__TO BE DONE__:
Retype the records below exactly as they appear.

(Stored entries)
==================================================

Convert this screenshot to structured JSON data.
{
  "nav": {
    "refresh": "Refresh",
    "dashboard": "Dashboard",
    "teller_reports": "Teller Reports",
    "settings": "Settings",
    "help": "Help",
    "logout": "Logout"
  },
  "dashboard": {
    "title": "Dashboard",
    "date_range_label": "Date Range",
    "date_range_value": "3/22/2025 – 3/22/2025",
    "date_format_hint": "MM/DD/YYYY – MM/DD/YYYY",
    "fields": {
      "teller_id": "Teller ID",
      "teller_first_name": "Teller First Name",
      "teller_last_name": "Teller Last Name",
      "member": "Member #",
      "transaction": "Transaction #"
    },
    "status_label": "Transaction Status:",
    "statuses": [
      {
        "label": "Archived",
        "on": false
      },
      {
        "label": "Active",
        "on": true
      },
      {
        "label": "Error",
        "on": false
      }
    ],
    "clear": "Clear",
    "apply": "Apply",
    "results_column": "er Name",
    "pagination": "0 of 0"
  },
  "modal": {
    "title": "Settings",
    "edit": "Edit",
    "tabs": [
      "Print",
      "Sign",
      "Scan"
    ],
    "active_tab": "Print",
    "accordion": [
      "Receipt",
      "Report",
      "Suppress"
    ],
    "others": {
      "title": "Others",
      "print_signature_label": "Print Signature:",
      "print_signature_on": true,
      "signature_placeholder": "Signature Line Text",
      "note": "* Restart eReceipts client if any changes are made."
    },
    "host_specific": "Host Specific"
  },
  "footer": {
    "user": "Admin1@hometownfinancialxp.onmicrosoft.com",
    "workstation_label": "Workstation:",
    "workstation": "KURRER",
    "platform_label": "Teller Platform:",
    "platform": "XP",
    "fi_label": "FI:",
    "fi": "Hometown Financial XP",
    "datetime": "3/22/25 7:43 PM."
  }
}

==================================================

__SOLVED PROBLEM__:
Convert this screenshot to structured JSON data.
{
  "nav": {
    "refresh": "Refresh",
    "dashboard": "Dashboard",
    "teller_reports": "Teller Reports",
    "settings": "Settings",
    "help": "Help",
    "logout": "Logout"
  },
  "dashboard": {
    "title": "Dashboard",
    "date_range_label": "Date Range",
    "date_range_value": "3/22/2025 – 3/22/2025",
    "date_format_hint": "MM/DD/YYYY – MM/DD/YYYY",
    "fields": {
      "teller_id": "Teller ID",
      "teller_first_name": "Teller First Name",
      "teller_last_name": "Teller Last Name",
      "member": "Member #",
      "transaction": "Transaction #"
    },
    "status_label": "Transaction Status:",
    "statuses": [
      {
        "label": "Archived",
        "on": false
      },
      {
        "label": "Active",
        "on": true
      },
      {
        "label": "Error",
        "on": false
      }
    ],
    "clear": "Clear",
    "apply": "Apply",
    "results_column": "er Name",
    "pagination": "0 of 0"
  },
  "modal": {
    "title": "Settings",
    "edit": "Edit",
    "tabs": [
      "Print",
      "Sign",
      "Scan"
    ],
    "active_tab": "Print",
    "accordion": [
      "Receipt",
      "Report",
      "Suppress"
    ],
    "others": {
      "title": "Others",
      "print_signature_label": "Print Signature:",
      "print_signature_on": true,
      "signature_placeholder": "Signature Line Text",
      "note": "* Restart eReceipts client if any changes are made."
    },
    "host_specific": "Host Specific"
  },
  "footer": {
    "user": "Admin1@hometownfinancialxp.onmicrosoft.com",
    "workstation_label": "Workstation:",
    "workstation": "KURRER",
    "platform_label": "Teller Platform:",
    "platform": "XP",
    "fi_label": "FI:",
    "fi": "Hometown Financial XP",
    "datetime": "3/22/25 7:43 PM."
  }
}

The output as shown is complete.